begin Entries shown

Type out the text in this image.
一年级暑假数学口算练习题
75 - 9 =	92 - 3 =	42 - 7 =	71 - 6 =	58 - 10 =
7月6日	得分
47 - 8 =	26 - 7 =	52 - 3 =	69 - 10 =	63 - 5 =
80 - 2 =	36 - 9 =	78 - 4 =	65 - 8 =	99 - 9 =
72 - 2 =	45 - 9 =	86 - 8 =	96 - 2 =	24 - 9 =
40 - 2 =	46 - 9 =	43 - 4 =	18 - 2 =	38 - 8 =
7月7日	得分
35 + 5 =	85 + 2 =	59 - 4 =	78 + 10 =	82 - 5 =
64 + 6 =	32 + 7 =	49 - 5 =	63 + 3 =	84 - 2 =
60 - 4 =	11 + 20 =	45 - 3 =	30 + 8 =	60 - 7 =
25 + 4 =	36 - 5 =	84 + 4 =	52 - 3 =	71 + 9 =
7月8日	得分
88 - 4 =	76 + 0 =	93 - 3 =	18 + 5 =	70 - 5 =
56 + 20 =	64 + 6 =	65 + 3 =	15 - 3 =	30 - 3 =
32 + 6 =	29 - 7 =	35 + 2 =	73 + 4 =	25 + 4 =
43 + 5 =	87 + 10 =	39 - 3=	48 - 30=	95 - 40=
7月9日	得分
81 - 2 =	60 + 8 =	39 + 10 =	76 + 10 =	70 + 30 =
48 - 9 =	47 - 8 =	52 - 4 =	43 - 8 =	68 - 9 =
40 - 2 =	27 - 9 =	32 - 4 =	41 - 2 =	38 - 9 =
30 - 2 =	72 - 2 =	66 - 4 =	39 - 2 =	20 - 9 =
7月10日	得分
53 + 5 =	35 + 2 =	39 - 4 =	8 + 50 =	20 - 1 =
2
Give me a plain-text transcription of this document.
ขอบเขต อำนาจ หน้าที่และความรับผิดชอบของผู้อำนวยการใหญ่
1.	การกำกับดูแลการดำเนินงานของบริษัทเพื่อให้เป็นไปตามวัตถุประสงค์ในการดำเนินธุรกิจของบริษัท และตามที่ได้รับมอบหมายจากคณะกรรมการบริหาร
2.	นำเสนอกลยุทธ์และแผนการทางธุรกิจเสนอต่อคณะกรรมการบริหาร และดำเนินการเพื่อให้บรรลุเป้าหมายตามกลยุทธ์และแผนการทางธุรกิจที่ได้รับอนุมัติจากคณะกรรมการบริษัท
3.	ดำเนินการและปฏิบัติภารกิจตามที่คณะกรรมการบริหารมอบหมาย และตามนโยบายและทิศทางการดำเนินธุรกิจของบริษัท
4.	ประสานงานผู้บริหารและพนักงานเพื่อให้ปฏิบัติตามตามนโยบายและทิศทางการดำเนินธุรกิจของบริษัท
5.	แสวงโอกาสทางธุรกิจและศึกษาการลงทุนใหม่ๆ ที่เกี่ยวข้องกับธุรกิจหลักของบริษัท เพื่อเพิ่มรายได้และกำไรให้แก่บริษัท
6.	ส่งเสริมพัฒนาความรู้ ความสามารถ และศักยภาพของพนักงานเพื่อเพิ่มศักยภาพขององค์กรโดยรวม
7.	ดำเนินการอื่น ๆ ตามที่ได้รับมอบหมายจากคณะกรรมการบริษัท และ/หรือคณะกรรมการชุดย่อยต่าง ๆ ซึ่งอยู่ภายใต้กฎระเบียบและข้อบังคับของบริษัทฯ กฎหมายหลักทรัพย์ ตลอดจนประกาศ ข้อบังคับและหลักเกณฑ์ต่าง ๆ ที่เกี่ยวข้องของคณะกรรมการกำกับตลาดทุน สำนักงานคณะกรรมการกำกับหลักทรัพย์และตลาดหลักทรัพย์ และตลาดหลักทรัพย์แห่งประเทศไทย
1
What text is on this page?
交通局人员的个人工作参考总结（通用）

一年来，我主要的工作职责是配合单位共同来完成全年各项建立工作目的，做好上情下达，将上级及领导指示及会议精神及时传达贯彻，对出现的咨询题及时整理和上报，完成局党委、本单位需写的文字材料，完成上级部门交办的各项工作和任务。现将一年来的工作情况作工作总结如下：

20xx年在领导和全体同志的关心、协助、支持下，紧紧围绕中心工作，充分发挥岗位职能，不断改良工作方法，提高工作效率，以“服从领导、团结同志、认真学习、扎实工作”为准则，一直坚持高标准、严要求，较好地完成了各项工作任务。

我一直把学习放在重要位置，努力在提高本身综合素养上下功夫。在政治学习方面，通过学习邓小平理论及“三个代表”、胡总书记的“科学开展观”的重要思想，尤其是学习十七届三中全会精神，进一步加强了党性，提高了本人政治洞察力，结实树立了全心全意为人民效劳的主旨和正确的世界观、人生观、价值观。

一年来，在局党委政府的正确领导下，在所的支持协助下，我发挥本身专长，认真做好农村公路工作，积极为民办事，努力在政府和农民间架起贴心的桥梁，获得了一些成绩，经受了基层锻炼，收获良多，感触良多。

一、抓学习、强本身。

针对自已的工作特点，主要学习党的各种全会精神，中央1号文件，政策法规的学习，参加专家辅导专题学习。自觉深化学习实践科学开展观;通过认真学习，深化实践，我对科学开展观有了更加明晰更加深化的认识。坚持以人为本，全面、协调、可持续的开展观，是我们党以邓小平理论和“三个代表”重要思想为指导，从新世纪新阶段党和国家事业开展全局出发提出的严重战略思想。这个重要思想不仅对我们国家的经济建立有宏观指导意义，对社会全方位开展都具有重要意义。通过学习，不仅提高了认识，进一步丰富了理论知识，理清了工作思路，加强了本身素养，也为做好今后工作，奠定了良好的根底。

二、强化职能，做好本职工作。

end Entries shown

Every record shown above should be written out again exactly.

Type out the text in this image.
一年级暑假数学口算练习题
75 - 9 =	92 - 3 =	42 - 7 =	71 - 6 =	58 - 10 =
7月6日	得分
47 - 8 =	26 - 7 =	52 - 3 =	69 - 10 =	63 - 5 =
80 - 2 =	36 - 9 =	78 - 4 =	65 - 8 =	99 - 9 =
72 - 2 =	45 - 9 =	86 - 8 =	96 - 2 =	24 - 9 =
40 - 2 =	46 - 9 =	43 - 4 =	18 - 2 =	38 - 8 =
7月7日	得分
35 + 5 =	85 + 2 =	59 - 4 =	78 + 10 =	82 - 5 =
64 + 6 =	32 + 7 =	49 - 5 =	63 + 3 =	84 - 2 =
60 - 4 =	11 + 20 =	45 - 3 =	30 + 8 =	60 - 7 =
25 + 4 =	36 - 5 =	84 + 4 =	52 - 3 =	71 + 9 =
7月8日	得分
88 - 4 =	76 + 0 =	93 - 3 =	18 + 5 =	70 - 5 =
56 + 20 =	64 + 6 =	65 + 3 =	15 - 3 =	30 - 3 =
32 + 6 =	29 - 7 =	35 + 2 =	73 + 4 =	25 + 4 =
43 + 5 =	87 + 10 =	39 - 3=	48 - 30=	95 - 40=
7月9日	得分
81 - 2 =	60 + 8 =	39 + 10 =	76 + 10 =	70 + 30 =
48 - 9 =	47 - 8 =	52 - 4 =	43 - 8 =	68 - 9 =
40 - 2 =	27 - 9 =	32 - 4 =	41 - 2 =	38 - 9 =
30 - 2 =	72 - 2 =	66 - 4 =	39 - 2 =	20 - 9 =
7月10日	得分
53 + 5 =	35 + 2 =	39 - 4 =	8 + 50 =	20 - 1 =
2
Give me a plain-text transcription of this document.
ขอบเขต อำนาจ หน้าที่และความรับผิดชอบของผู้อำนวยการใหญ่
1.	การกำกับดูแลการดำเนินงานของบริษัทเพื่อให้เป็นไปตามวัตถุประสงค์ในการดำเนินธุรกิจของบริษัท และตามที่ได้รับมอบหมายจากคณะกรรมการบริหาร
2.	นำเสนอกลยุทธ์และแผนการทางธุรกิจเสนอต่อคณะกรรมการบริหาร และดำเนินการเพื่อให้บรรลุเป้าหมายตามกลยุทธ์และแผนการทางธุรกิจที่ได้รับอนุมัติจากคณะกรรมการบริษัท
3.	ดำเนินการและปฏิบัติภารกิจตามที่คณะกรรมการบริหารมอบหมาย และตามนโยบายและทิศทางการดำเนินธุรกิจของบริษัท
4.	ประสานงานผู้บริหารและพนักงานเพื่อให้ปฏิบัติตามตามนโยบายและทิศทางการดำเนินธุรกิจของบริษัท
5.	แสวงโอกาสทางธุรกิจและศึกษาการลงทุนใหม่ๆ ที่เกี่ยวข้องกับธุรกิจหลักของบริษัท เพื่อเพิ่มรายได้และกำไรให้แก่บริษัท
6.	ส่งเสริมพัฒนาความรู้ ความสามารถ และศักยภาพของพนักงานเพื่อเพิ่มศักยภาพขององค์กรโดยรวม
7.	ดำเนินการอื่น ๆ ตามที่ได้รับมอบหมายจากคณะกรรมการบริษัท และ/หรือคณะกรรมการชุดย่อยต่าง ๆ ซึ่งอยู่ภายใต้กฎระเบียบและข้อบังคับของบริษัทฯ กฎหมายหลักทรัพย์ ตลอดจนประกาศ ข้อบังคับและหลักเกณฑ์ต่าง ๆ ที่เกี่ยวข้องของคณะกรรมการกำกับตลาดทุน สำนักงานคณะกรรมการกำกับหลักทรัพย์และตลาดหลักทรัพย์ และตลาดหลักทรัพย์แห่งประเทศไทย
1
What text is on this page?
交通局人员的个人工作参考总结（通用）

一年来，我主要的工作职责是配合单位共同来完成全年各项建立工作目的，做好上情下达，将上级及领导指示及会议精神及时传达贯彻，对出现的咨询题及时整理和上报，完成局党委、本单位需写的文字材料，完成上级部门交办的各项工作和任务。现将一年来的工作情况作工作总结如下：

20xx年在领导和全体同志的关心、协助、支持下，紧紧围绕中心工作，充分发挥岗位职能，不断改良工作方法，提高工作效率，以“服从领导、团结同志、认真学习、扎实工作”为准则，一直坚持高标准、严要求，较好地完成了各项工作任务。

我一直把学习放在重要位置，努力在提高本身综合素养上下功夫。在政治学习方面，通过学习邓小平理论及“三个代表”、胡总书记的“科学开展观”的重要思想，尤其是学习十七届三中全会精神，进一步加强了党性，提高了本人政治洞察力，结实树立了全心全意为人民效劳的主旨和正确的世界观、人生观、价值观。

一年来，在局党委政府的正确领导下，在所的支持协助下，我发挥本身专长，认真做好农村公路工作，积极为民办事，努力在政府和农民间架起贴心的桥梁，获得了一些成绩，经受了基层锻炼，收获良多，感触良多。

一、抓学习、强本身。

针对自已的工作特点，主要学习党的各种全会精神，中央1号文件，政策法规的学习，参加专家辅导专题学习。自觉深化学习实践科学开展观;通过认真学习，深化实践，我对科学开展观有了更加明晰更加深化的认识。坚持以人为本，全面、协调、可持续的开展观，是我们党以邓小平理论和“三个代表”重要思想为指导，从新世纪新阶段党和国家事业开展全局出发提出的严重战略思想。这个重要思想不仅对我们国家的经济建立有宏观指导意义，对社会全方位开展都具有重要意义。通过学习，不仅提高了认识，进一步丰富了理论知识，理清了工作思路，加强了本身素养，也为做好今后工作，奠定了良好的根底。

二、强化职能，做好本职工作。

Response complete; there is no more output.